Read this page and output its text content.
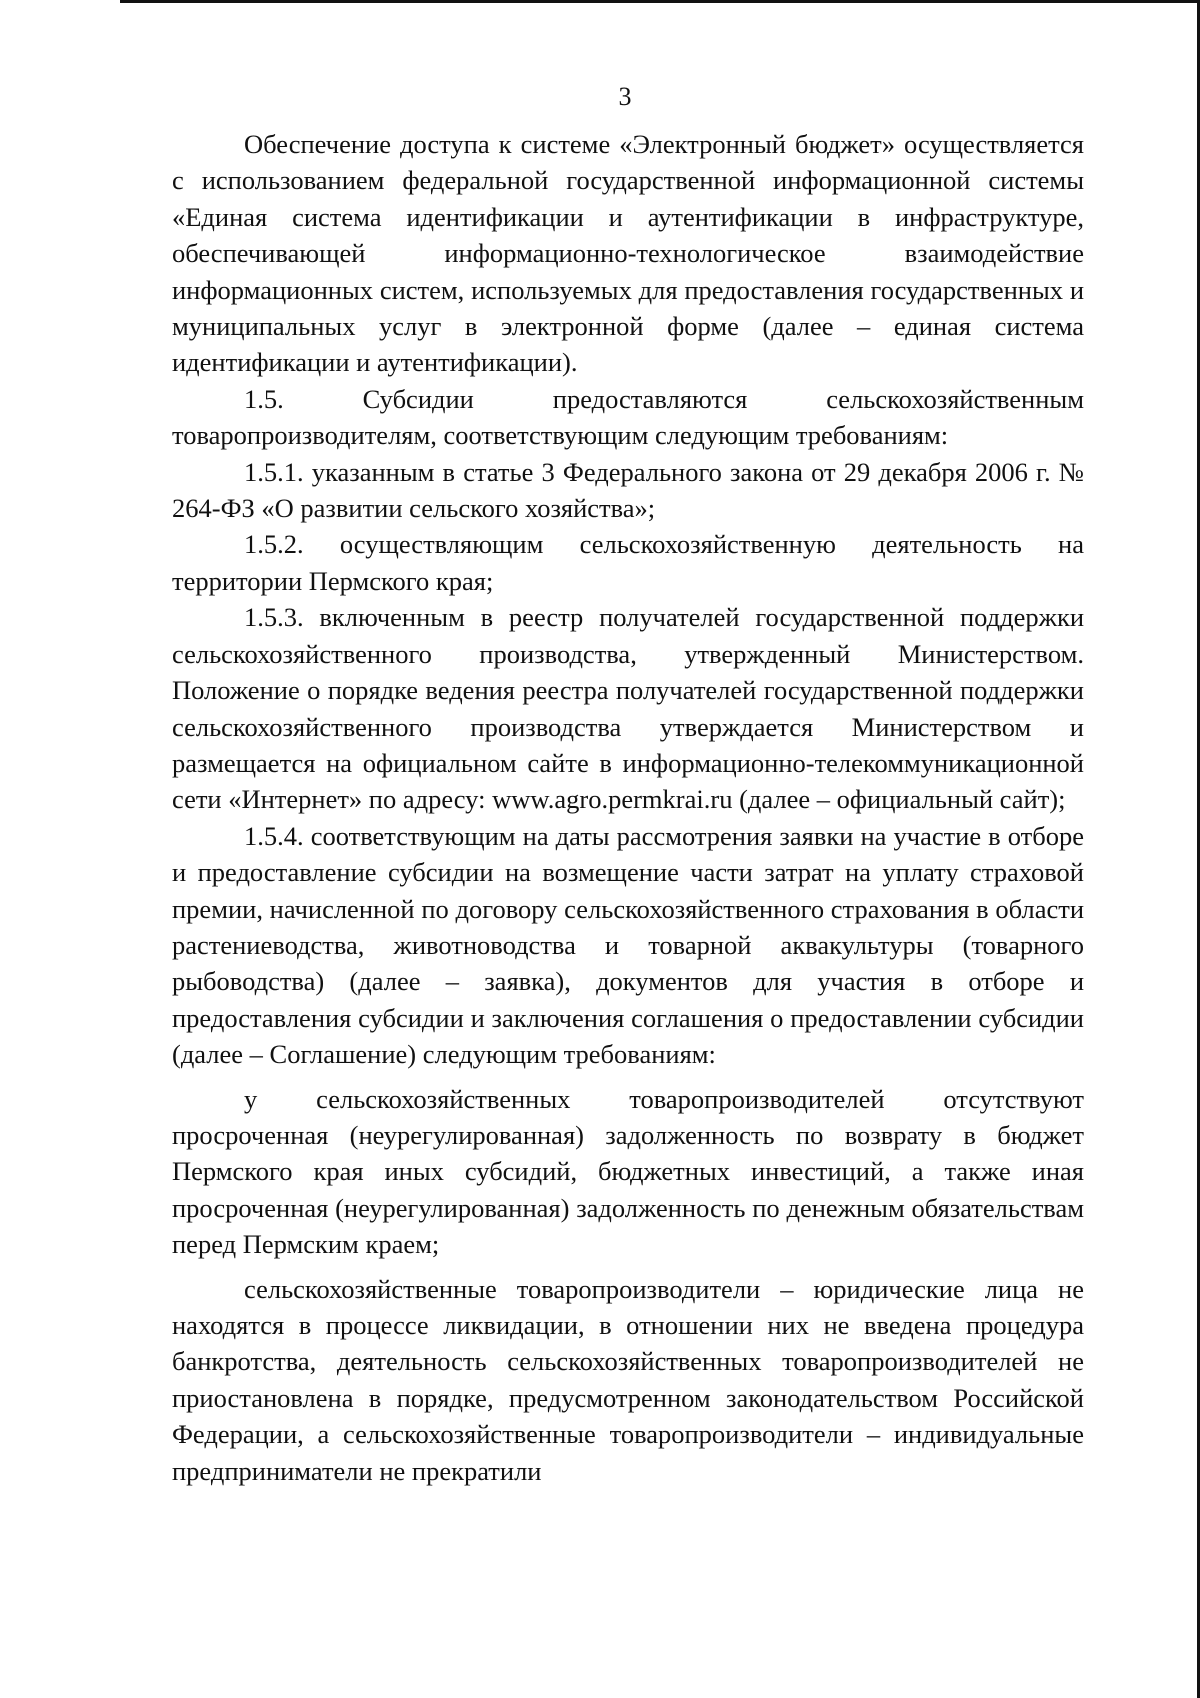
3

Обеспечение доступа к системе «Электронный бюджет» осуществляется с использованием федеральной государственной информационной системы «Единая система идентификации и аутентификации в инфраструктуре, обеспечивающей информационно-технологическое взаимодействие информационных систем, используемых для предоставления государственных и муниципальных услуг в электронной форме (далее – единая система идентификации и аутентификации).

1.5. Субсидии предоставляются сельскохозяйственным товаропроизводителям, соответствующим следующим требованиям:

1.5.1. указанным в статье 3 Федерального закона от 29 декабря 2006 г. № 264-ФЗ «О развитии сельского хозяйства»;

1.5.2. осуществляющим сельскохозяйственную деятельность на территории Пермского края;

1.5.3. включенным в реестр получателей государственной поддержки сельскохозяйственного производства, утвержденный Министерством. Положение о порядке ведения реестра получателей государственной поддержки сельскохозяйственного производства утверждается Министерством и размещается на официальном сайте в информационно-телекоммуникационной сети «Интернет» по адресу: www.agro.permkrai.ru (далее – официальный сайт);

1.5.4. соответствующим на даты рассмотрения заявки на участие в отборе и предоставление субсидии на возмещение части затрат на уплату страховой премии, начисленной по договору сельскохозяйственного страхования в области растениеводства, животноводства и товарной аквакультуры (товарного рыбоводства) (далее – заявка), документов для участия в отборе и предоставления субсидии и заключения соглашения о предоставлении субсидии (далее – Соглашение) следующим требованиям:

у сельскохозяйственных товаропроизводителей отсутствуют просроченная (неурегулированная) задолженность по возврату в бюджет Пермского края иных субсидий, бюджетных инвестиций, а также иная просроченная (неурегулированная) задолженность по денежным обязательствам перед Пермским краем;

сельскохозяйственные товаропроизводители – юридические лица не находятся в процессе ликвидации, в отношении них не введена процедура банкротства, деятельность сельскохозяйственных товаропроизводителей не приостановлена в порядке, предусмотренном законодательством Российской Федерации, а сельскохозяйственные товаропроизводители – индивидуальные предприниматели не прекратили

» SET TASK: Check the data for the word "соответствующим" and pull out the lines that have it.

» WRITTEN ANSWER:
1.5. Субсидии предоставляются сельскохозяйственным товаропроизводителям, соответствующим следующим требованиям:
1.5.4. соответствующим на даты рассмотрения заявки на участие в отборе и предоставление субсидии на возмещение части затрат на уплату страховой премии, начисленной по договору сельскохозяйственного страхования в области растениеводства, животноводства и товарной аквакультуры (товарного рыбоводства) (далее – заявка), документов для участия в отборе и предоставления субсидии и заключения соглашения о предоставлении субсидии (далее – Соглашение) следующим требованиям:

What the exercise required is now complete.